◆ EXERCISE REQUIREMENTS ◆
Find the lines below that contain the word "name" and count them. Only the number should be given.
══════════════════════════════
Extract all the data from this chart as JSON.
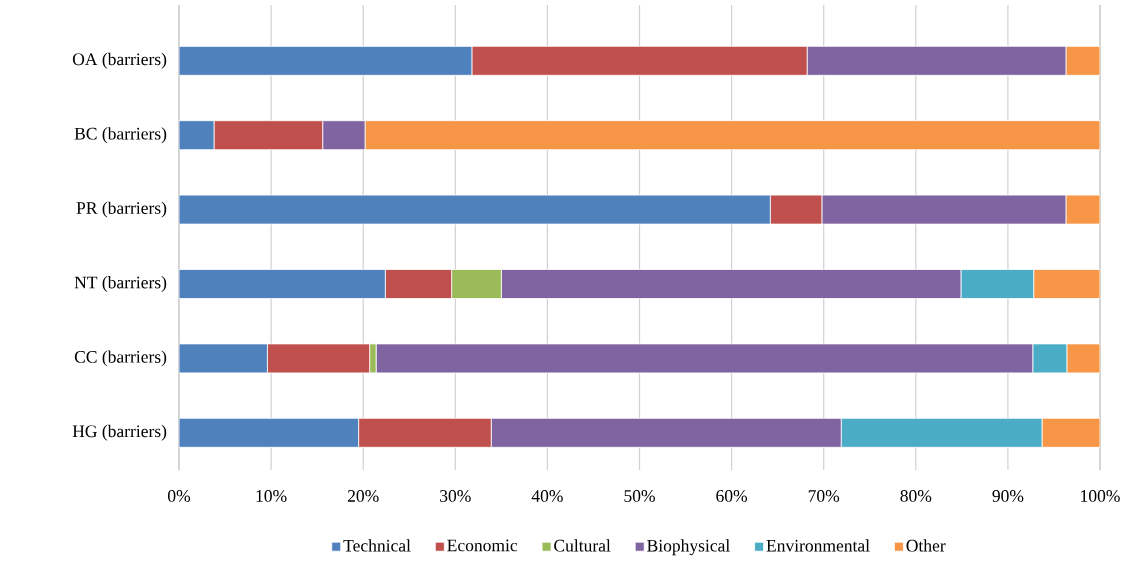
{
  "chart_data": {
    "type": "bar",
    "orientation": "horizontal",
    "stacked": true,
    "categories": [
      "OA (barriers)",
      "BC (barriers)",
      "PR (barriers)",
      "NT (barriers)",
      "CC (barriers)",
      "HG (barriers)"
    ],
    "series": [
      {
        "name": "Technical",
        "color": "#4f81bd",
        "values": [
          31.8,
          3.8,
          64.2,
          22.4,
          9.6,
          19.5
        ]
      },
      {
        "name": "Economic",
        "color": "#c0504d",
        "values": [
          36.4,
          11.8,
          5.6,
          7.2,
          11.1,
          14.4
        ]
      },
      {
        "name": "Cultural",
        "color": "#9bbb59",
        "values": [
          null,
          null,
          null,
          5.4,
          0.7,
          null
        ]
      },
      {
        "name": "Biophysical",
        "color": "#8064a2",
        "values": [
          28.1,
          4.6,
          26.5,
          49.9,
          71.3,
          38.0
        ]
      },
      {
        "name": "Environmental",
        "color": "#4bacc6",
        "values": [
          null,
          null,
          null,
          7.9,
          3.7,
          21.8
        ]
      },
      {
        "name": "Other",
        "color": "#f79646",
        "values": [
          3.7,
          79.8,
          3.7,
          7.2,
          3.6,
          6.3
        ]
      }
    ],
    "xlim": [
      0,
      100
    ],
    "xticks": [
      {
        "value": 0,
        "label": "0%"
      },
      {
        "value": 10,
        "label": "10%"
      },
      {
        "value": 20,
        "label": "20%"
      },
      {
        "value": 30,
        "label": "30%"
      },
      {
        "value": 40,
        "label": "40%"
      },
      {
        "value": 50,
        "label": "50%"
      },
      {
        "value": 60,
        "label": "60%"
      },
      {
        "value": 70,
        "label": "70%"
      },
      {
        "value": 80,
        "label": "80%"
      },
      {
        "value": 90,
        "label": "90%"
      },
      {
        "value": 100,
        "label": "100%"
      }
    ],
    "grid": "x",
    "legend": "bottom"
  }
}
══════════════════════════════
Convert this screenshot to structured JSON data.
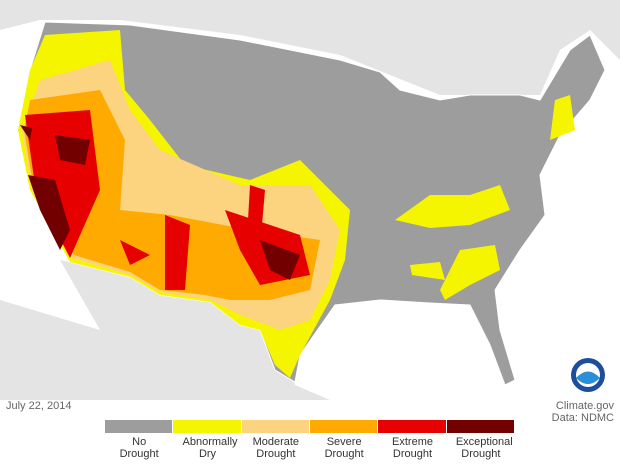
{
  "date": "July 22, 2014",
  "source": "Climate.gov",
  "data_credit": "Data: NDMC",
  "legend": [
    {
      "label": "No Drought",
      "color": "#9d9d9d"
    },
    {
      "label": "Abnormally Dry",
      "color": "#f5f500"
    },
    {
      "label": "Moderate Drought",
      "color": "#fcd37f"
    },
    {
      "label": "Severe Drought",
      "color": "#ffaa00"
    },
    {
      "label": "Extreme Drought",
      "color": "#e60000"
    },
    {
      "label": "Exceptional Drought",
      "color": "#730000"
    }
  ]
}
══════════════════════════════
◆ EXERCISE RESULT ◆
6